**Work request**
From the first line to the last, repeat the records exactly and skip the pictures.

**Data listing**

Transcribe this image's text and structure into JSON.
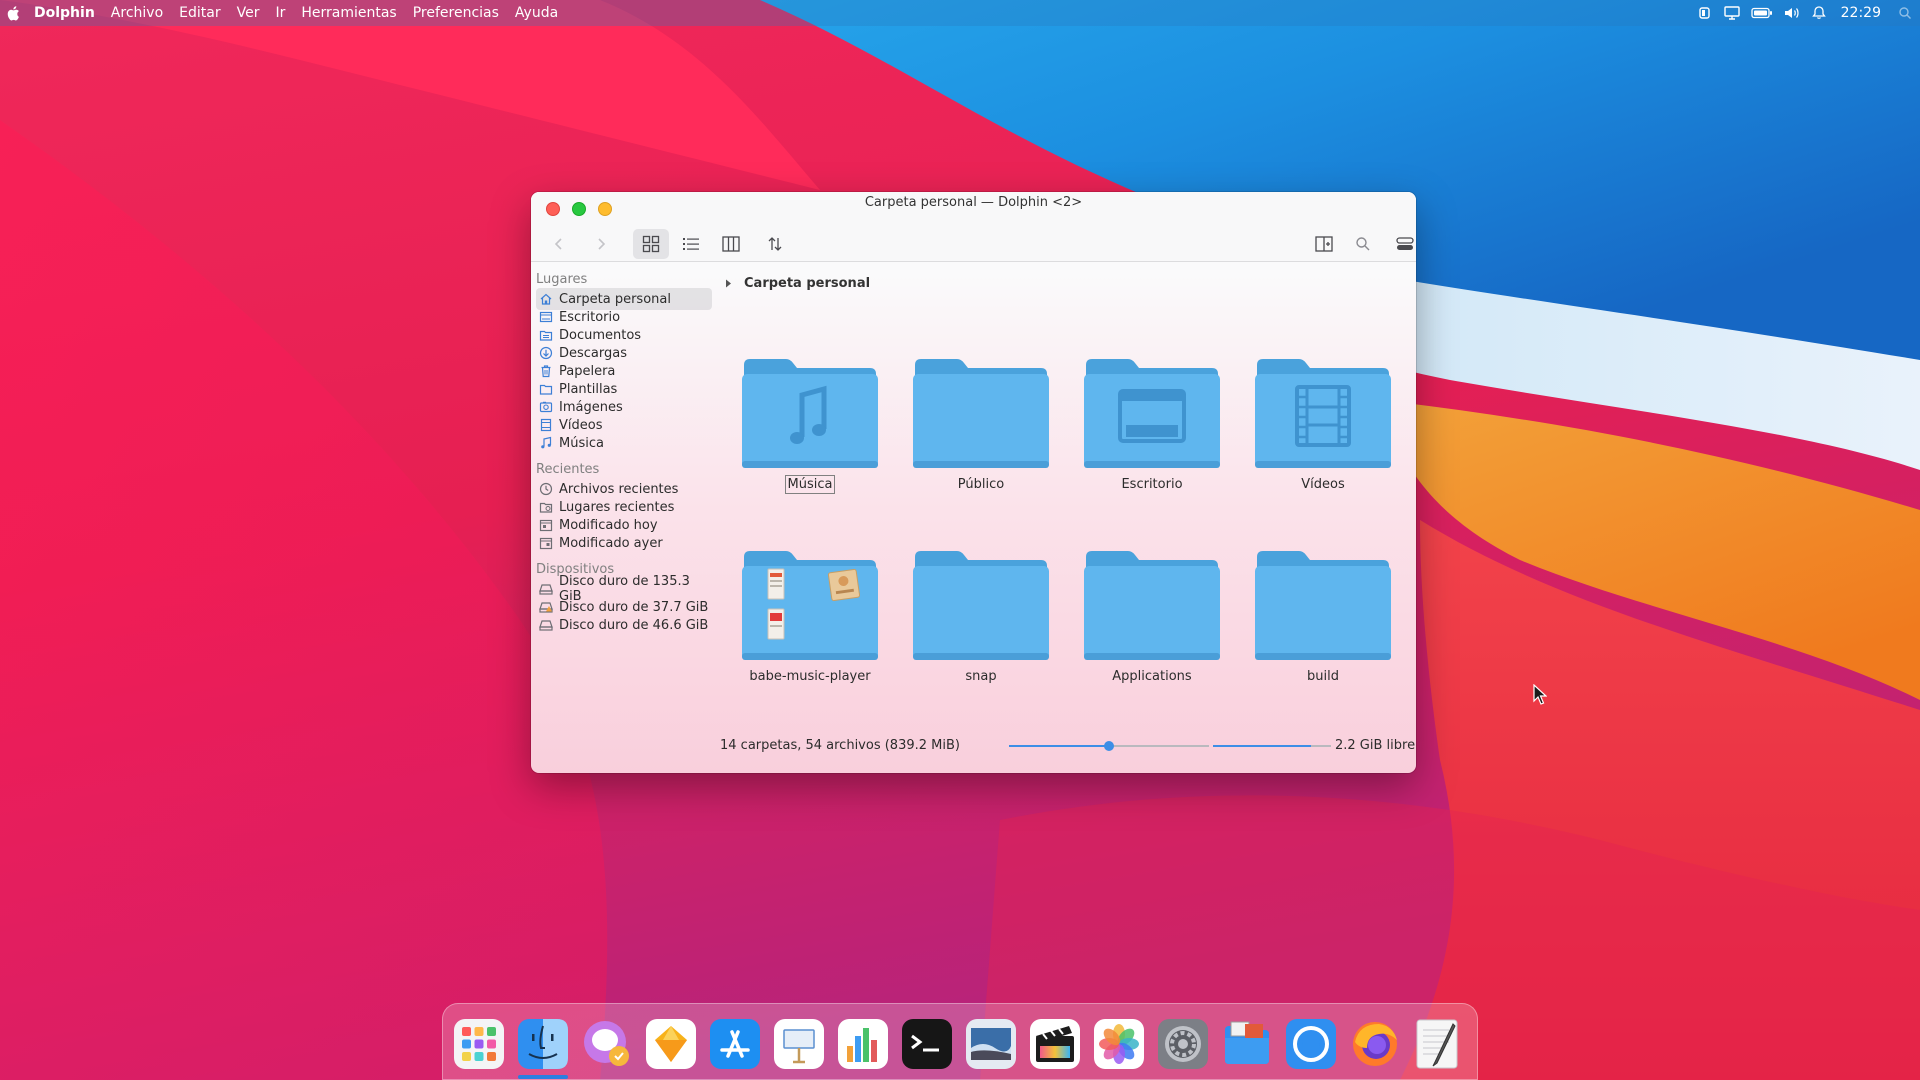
{
  "menubar": {
    "app_name": "Dolphin",
    "items": [
      "Archivo",
      "Editar",
      "Ver",
      "Ir",
      "Herramientas",
      "Preferencias",
      "Ayuda"
    ],
    "tray_icons": [
      "battery-monitor-icon",
      "display-icon",
      "battery-icon",
      "volume-icon",
      "notifications-icon"
    ],
    "clock": "22:29"
  },
  "window": {
    "title": "Carpeta personal — Dolphin <2>",
    "toolbar": {
      "buttons": [
        "back-icon",
        "forward-icon",
        "icons-view-icon",
        "details-view-icon",
        "columns-view-icon",
        "sort-icon",
        "split-view-icon",
        "search-icon",
        "menu-icon"
      ],
      "active_view": "icons"
    },
    "sidebar": {
      "sections": [
        {
          "title": "Lugares",
          "items": [
            {
              "label": "Carpeta personal",
              "icon": "home-icon",
              "selected": true
            },
            {
              "label": "Escritorio",
              "icon": "desktop-icon"
            },
            {
              "label": "Documentos",
              "icon": "documents-icon"
            },
            {
              "label": "Descargas",
              "icon": "downloads-icon"
            },
            {
              "label": "Papelera",
              "icon": "trash-icon"
            },
            {
              "label": "Plantillas",
              "icon": "templates-icon"
            },
            {
              "label": "Imágenes",
              "icon": "pictures-icon"
            },
            {
              "label": "Vídeos",
              "icon": "videos-icon"
            },
            {
              "label": "Música",
              "icon": "music-icon"
            }
          ]
        },
        {
          "title": "Recientes",
          "items": [
            {
              "label": "Archivos recientes",
              "icon": "recent-files-icon"
            },
            {
              "label": "Lugares recientes",
              "icon": "recent-places-icon"
            },
            {
              "label": "Modificado hoy",
              "icon": "calendar-today-icon"
            },
            {
              "label": "Modificado ayer",
              "icon": "calendar-yesterday-icon"
            }
          ]
        },
        {
          "title": "Dispositivos",
          "items": [
            {
              "label": "Disco duro de 135.3 GiB",
              "icon": "hard-disk-icon"
            },
            {
              "label": "Disco duro de 37.7 GiB",
              "icon": "hard-disk-warning-icon"
            },
            {
              "label": "Disco duro de 46.6 GiB",
              "icon": "hard-disk-icon"
            }
          ]
        }
      ]
    },
    "breadcrumb": "Carpeta personal",
    "folders": [
      {
        "name": "Música",
        "emblem": "music-note",
        "focused": true
      },
      {
        "name": "Público",
        "emblem": "none"
      },
      {
        "name": "Escritorio",
        "emblem": "desktop"
      },
      {
        "name": "Vídeos",
        "emblem": "film"
      },
      {
        "name": "babe-music-player",
        "emblem": "file-previews"
      },
      {
        "name": "snap",
        "emblem": "none"
      },
      {
        "name": "Applications",
        "emblem": "none"
      },
      {
        "name": "build",
        "emblem": "none"
      }
    ],
    "status": {
      "summary": "14 carpetas, 54 archivos (839.2 MiB)",
      "zoom_level": 0.5,
      "free_space_text": "2.2 GiB libre",
      "used_fraction": 0.83
    }
  },
  "dock": {
    "apps": [
      {
        "name": "launchpad-icon",
        "running": false
      },
      {
        "name": "dolphin-finder-icon",
        "running": true
      },
      {
        "name": "messenger-icon",
        "running": false
      },
      {
        "name": "sketch-icon",
        "running": false
      },
      {
        "name": "app-store-icon",
        "running": false
      },
      {
        "name": "keynote-icon",
        "running": false
      },
      {
        "name": "numbers-icon",
        "running": false
      },
      {
        "name": "terminal-icon",
        "running": false
      },
      {
        "name": "preview-icon",
        "running": false
      },
      {
        "name": "final-cut-icon",
        "running": false
      },
      {
        "name": "photos-icon",
        "running": false
      },
      {
        "name": "system-preferences-icon",
        "running": false
      },
      {
        "name": "files-icon",
        "running": false
      },
      {
        "name": "browser-icon",
        "running": false
      },
      {
        "name": "firefox-icon",
        "running": false
      },
      {
        "name": "text-editor-icon",
        "running": false
      }
    ]
  },
  "colors": {
    "accent": "#3d8ee6",
    "folder_body": "#5fb6ee",
    "folder_back": "#4aa2dc",
    "close": "#fe5f57",
    "maximize": "#28c840",
    "minimize": "#febc2e"
  }
}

**Output of the task**
Transcribe this image's text and structure into JSON.
{
  "menubar": {
    "app_name": "Dolphin",
    "items": [
      "Archivo",
      "Editar",
      "Ver",
      "Ir",
      "Herramientas",
      "Preferencias",
      "Ayuda"
    ],
    "tray_icons": [
      "battery-monitor-icon",
      "display-icon",
      "battery-icon",
      "volume-icon",
      "notifications-icon"
    ],
    "clock": "22:29"
  },
  "window": {
    "title": "Carpeta personal — Dolphin <2>",
    "toolbar": {
      "buttons": [
        "back-icon",
        "forward-icon",
        "icons-view-icon",
        "details-view-icon",
        "columns-view-icon",
        "sort-icon",
        "split-view-icon",
        "search-icon",
        "menu-icon"
      ],
      "active_view": "icons"
    },
    "sidebar": {
      "sections": [
        {
          "title": "Lugares",
          "items": [
            {
              "label": "Carpeta personal",
              "icon": "home-icon",
              "selected": true
            },
            {
              "label": "Escritorio",
              "icon": "desktop-icon"
            },
            {
              "label": "Documentos",
              "icon": "documents-icon"
            },
            {
              "label": "Descargas",
              "icon": "downloads-icon"
            },
            {
              "label": "Papelera",
              "icon": "trash-icon"
            },
            {
              "label": "Plantillas",
              "icon": "templates-icon"
            },
            {
              "label": "Imágenes",
              "icon": "pictures-icon"
            },
            {
              "label": "Vídeos",
              "icon": "videos-icon"
            },
            {
              "label": "Música",
              "icon": "music-icon"
            }
          ]
        },
        {
          "title": "Recientes",
          "items": [
            {
              "label": "Archivos recientes",
              "icon": "recent-files-icon"
            },
            {
              "label": "Lugares recientes",
              "icon": "recent-places-icon"
            },
            {
              "label": "Modificado hoy",
              "icon": "calendar-today-icon"
            },
            {
              "label": "Modificado ayer",
              "icon": "calendar-yesterday-icon"
            }
          ]
        },
        {
          "title": "Dispositivos",
          "items": [
            {
              "label": "Disco duro de 135.3 GiB",
              "icon": "hard-disk-icon"
            },
            {
              "label": "Disco duro de 37.7 GiB",
              "icon": "hard-disk-warning-icon"
            },
            {
              "label": "Disco duro de 46.6 GiB",
              "icon": "hard-disk-icon"
            }
          ]
        }
      ]
    },
    "breadcrumb": "Carpeta personal",
    "folders": [
      {
        "name": "Música",
        "emblem": "music-note",
        "focused": true
      },
      {
        "name": "Público",
        "emblem": "none"
      },
      {
        "name": "Escritorio",
        "emblem": "desktop"
      },
      {
        "name": "Vídeos",
        "emblem": "film"
      },
      {
        "name": "babe-music-player",
        "emblem": "file-previews"
      },
      {
        "name": "snap",
        "emblem": "none"
      },
      {
        "name": "Applications",
        "emblem": "none"
      },
      {
        "name": "build",
        "emblem": "none"
      }
    ],
    "status": {
      "summary": "14 carpetas, 54 archivos (839.2 MiB)",
      "zoom_level": 0.5,
      "free_space_text": "2.2 GiB libre",
      "used_fraction": 0.83
    }
  },
  "dock": {
    "apps": [
      {
        "name": "launchpad-icon",
        "running": false
      },
      {
        "name": "dolphin-finder-icon",
        "running": true
      },
      {
        "name": "messenger-icon",
        "running": false
      },
      {
        "name": "sketch-icon",
        "running": false
      },
      {
        "name": "app-store-icon",
        "running": false
      },
      {
        "name": "keynote-icon",
        "running": false
      },
      {
        "name": "numbers-icon",
        "running": false
      },
      {
        "name": "terminal-icon",
        "running": false
      },
      {
        "name": "preview-icon",
        "running": false
      },
      {
        "name": "final-cut-icon",
        "running": false
      },
      {
        "name": "photos-icon",
        "running": false
      },
      {
        "name": "system-preferences-icon",
        "running": false
      },
      {
        "name": "files-icon",
        "running": false
      },
      {
        "name": "browser-icon",
        "running": false
      },
      {
        "name": "firefox-icon",
        "running": false
      },
      {
        "name": "text-editor-icon",
        "running": false
      }
    ]
  },
  "colors": {
    "accent": "#3d8ee6",
    "folder_body": "#5fb6ee",
    "folder_back": "#4aa2dc",
    "close": "#fe5f57",
    "maximize": "#28c840",
    "minimize": "#febc2e"
  }
}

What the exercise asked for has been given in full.